==== Texte source

Enfin, le projet de loi organique comporte un certain nombre de dispositions techniques pour l'élection des députés représentant les Français établis hors de France qui n'appellent pas de commentaires particuliers.
Dès les premières auditions auxquelles j'ai procédé, il est apparu que les dispositions initiales du projet de loi organique n'épuisaient pas le sujet et qu'il fallait profiter de l'occasion pour procéder à une réforme plus ambitieuse. Cette réforme fait l'objet de la proposition de loi portant simplification de dispositions du code électoral et relative à la transparence financière de la vie politique que nous avons cosignée le président Jean-Luc Warsmann et moi-même. Lorsque les mesures envisagées sont spécifiquement applicables aux députés et sont de nature organique, elles sont, bien évidemment, reprises dans des amendements au projet de loi organique lui-même.
Les mesures de simplification du droit électoral concernent le financement des campagnes électorales et avaient été préconisées aussi bien par le rapport de M. Mazeaud, dont j'ai déjà parlé, que par la Commission nationale des comptes de campagne et des financements politiques dans ses rapports annuels.
Je n'en mentionnerai que deux, le droit à l'ouverture d'un compte bancaire pour tous les candidats et la dispense de dépôt d'un compte de campagne pour les candidats ayant obtenu moins de 1 % des suffrages. La commission des lois a toutefois précisé que cette dispense ne s'appliquerait qu'aux candidats n'ayant pas bénéficié de dons de personne physiques. À ce sujet, elle a aussi décidé, utilement selon moi, que le plafond des dons aux candidats, actuellement de 4 600 euros, serait actualisé tous les ans par décret, de même que le plafond des dons aux partis politiques.
Enfin, s'agissant toujours du financement des campagnes électorales, la commission des lois a été unanime, me semble-t-il, à regretter que l'obligation de déposer un compte de campagne et les sanctions qui s'y rattachent ne s'appliquent pas aux élections sénatoriales.

========

**Liste des tâches**
**1)** Reproduisez tel quel le passage du texte source qui va de « Enfin, le projet » jusqu'à « de commentaires particuliers. ».
**2)** D'après le texte source, quel est aujourd'hui le plafond des dons aux candidats ?

==== Données fournies

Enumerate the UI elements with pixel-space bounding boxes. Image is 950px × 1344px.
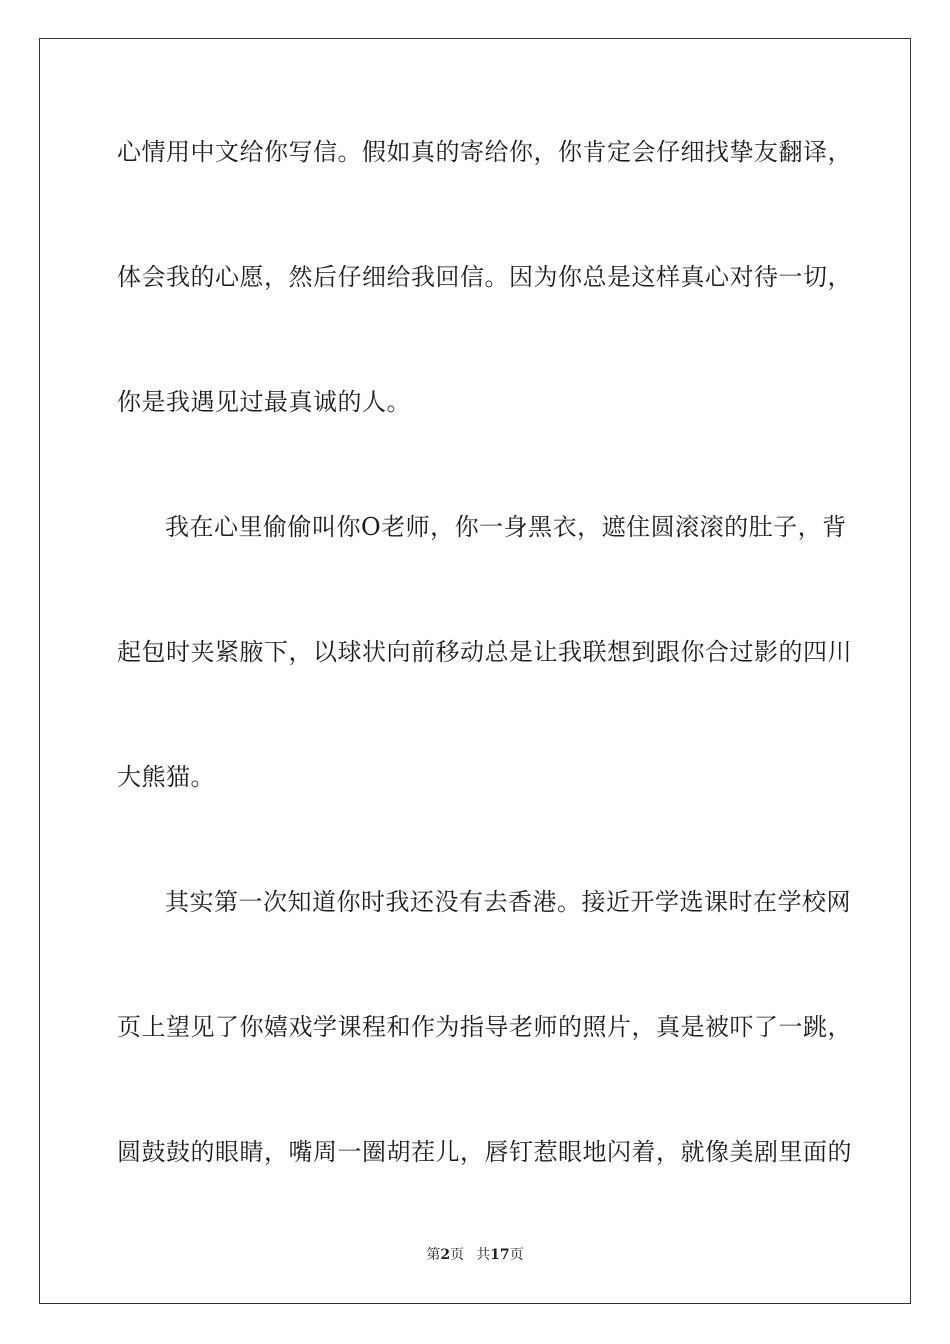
text-line-7: 其实第一次知道你时我还没有去香港。接近开学选课时在学校网	[165, 888, 851, 916]
page-prefix: 第	[426, 1247, 441, 1263]
text-line-1: 心情用中文给你写信。假如真的寄给你，你肯定会仔细找挚友翻译，	[117, 138, 852, 166]
total-suffix: 页	[509, 1247, 524, 1263]
text-line-4: 我在心里偷偷叫你O老师，你一身黑衣，遮住圆滚滚的肚子，背	[165, 513, 847, 541]
total-pages: 17	[490, 1247, 510, 1263]
text-line-6: 大熊猫。	[117, 763, 215, 791]
page-number: 2	[440, 1247, 451, 1263]
text-line-8: 页上望见了你嬉戏学课程和作为指导老师的照片，真是被吓了一跳，	[117, 1013, 852, 1041]
text-line-3: 你是我遇见过最真诚的人。	[117, 388, 411, 416]
text-line-9: 圆鼓鼓的眼睛，嘴周一圈胡茬儿，唇钉惹眼地闪着，就像美剧里面的	[117, 1138, 852, 1166]
page-suffix: 页	[450, 1247, 465, 1263]
page-footer	[0, 1246, 950, 1264]
text-line-2: 体会我的心愿，然后仔细给我回信。因为你总是这样真心对待一切，	[117, 263, 852, 291]
total-prefix: 共	[476, 1247, 491, 1263]
text-line-5: 起包时夹紧腋下，以球状向前移动总是让我联想到跟你合过影的四川	[117, 638, 852, 666]
page-border	[39, 38, 911, 1304]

========

**Solutions des exercices**
**1)**
Enfin, le projet de loi organique comporte un certain nombre de dispositions techniques pour l'élection des députés représentant les Français établis hors de France qui n'appellent pas de commentaires particuliers.

**2)** 4 600 euros.